Your goal: Repeat everything in the material exactly.

Dataset items
-- Start --
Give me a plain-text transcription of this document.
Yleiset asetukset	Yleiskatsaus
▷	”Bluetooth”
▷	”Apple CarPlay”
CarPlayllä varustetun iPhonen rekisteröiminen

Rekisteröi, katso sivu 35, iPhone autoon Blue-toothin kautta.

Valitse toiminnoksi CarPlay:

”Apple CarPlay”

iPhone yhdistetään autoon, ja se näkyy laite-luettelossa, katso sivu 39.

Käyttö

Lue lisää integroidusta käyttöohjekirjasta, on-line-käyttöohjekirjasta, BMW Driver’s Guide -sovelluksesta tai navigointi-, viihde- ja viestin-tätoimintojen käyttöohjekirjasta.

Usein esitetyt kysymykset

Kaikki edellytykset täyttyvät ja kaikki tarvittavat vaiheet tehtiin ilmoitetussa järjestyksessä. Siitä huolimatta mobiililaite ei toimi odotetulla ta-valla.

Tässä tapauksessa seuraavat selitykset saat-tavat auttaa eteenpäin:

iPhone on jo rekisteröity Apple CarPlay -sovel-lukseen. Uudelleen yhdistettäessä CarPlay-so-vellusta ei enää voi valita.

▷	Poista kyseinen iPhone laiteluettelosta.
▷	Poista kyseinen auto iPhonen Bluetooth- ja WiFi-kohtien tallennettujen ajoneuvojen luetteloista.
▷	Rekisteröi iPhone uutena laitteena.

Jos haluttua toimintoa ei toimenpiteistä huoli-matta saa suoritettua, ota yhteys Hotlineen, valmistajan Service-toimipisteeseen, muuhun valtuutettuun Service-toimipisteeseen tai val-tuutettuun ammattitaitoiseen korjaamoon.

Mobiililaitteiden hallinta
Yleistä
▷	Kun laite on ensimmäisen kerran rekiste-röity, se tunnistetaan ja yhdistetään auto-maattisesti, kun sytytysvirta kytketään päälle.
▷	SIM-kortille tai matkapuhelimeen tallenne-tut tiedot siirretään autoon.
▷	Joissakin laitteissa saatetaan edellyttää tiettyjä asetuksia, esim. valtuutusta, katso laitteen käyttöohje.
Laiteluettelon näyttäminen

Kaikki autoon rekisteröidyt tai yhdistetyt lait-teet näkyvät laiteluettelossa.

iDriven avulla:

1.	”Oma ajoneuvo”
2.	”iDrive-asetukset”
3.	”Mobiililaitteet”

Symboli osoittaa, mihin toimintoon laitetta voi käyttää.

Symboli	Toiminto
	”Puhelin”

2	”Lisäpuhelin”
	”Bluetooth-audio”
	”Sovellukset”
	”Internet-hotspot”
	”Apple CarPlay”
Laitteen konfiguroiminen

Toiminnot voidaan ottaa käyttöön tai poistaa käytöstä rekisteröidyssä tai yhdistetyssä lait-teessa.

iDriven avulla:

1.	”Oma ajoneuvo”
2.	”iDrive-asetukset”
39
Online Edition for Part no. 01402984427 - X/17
-- End --
Final result:
Give me a plain-text transcription of this document.
Yleiset asetukset	Yleiskatsaus
▷	”Bluetooth”
▷	”Apple CarPlay”
CarPlayllä varustetun iPhonen rekisteröiminen

Rekisteröi, katso sivu 35, iPhone autoon Blue-toothin kautta.

Valitse toiminnoksi CarPlay:

”Apple CarPlay”

iPhone yhdistetään autoon, ja se näkyy laite-luettelossa, katso sivu 39.

Käyttö

Lue lisää integroidusta käyttöohjekirjasta, on-line-käyttöohjekirjasta, BMW Driver’s Guide -sovelluksesta tai navigointi-, viihde- ja viestin-tätoimintojen käyttöohjekirjasta.

Usein esitetyt kysymykset

Kaikki edellytykset täyttyvät ja kaikki tarvittavat vaiheet tehtiin ilmoitetussa järjestyksessä. Siitä huolimatta mobiililaite ei toimi odotetulla ta-valla.

Tässä tapauksessa seuraavat selitykset saat-tavat auttaa eteenpäin:

iPhone on jo rekisteröity Apple CarPlay -sovel-lukseen. Uudelleen yhdistettäessä CarPlay-so-vellusta ei enää voi valita.

▷	Poista kyseinen iPhone laiteluettelosta.
▷	Poista kyseinen auto iPhonen Bluetooth- ja WiFi-kohtien tallennettujen ajoneuvojen luetteloista.
▷	Rekisteröi iPhone uutena laitteena.

Jos haluttua toimintoa ei toimenpiteistä huoli-matta saa suoritettua, ota yhteys Hotlineen, valmistajan Service-toimipisteeseen, muuhun valtuutettuun Service-toimipisteeseen tai val-tuutettuun ammattitaitoiseen korjaamoon.

Mobiililaitteiden hallinta
Yleistä
▷	Kun laite on ensimmäisen kerran rekiste-röity, se tunnistetaan ja yhdistetään auto-maattisesti, kun sytytysvirta kytketään päälle.
▷	SIM-kortille tai matkapuhelimeen tallenne-tut tiedot siirretään autoon.
▷	Joissakin laitteissa saatetaan edellyttää tiettyjä asetuksia, esim. valtuutusta, katso laitteen käyttöohje.
Laiteluettelon näyttäminen

Kaikki autoon rekisteröidyt tai yhdistetyt lait-teet näkyvät laiteluettelossa.

iDriven avulla:

1.	”Oma ajoneuvo”
2.	”iDrive-asetukset”
3.	”Mobiililaitteet”

Symboli osoittaa, mihin toimintoon laitetta voi käyttää.

Symboli	Toiminto
	”Puhelin”

2	”Lisäpuhelin”
	”Bluetooth-audio”
	”Sovellukset”
	”Internet-hotspot”
	”Apple CarPlay”
Laitteen konfiguroiminen

Toiminnot voidaan ottaa käyttöön tai poistaa käytöstä rekisteröidyssä tai yhdistetyssä lait-teessa.

iDriven avulla:

1.	”Oma ajoneuvo”
2.	”iDrive-asetukset”
39
Online Edition for Part no. 01402984427 - X/17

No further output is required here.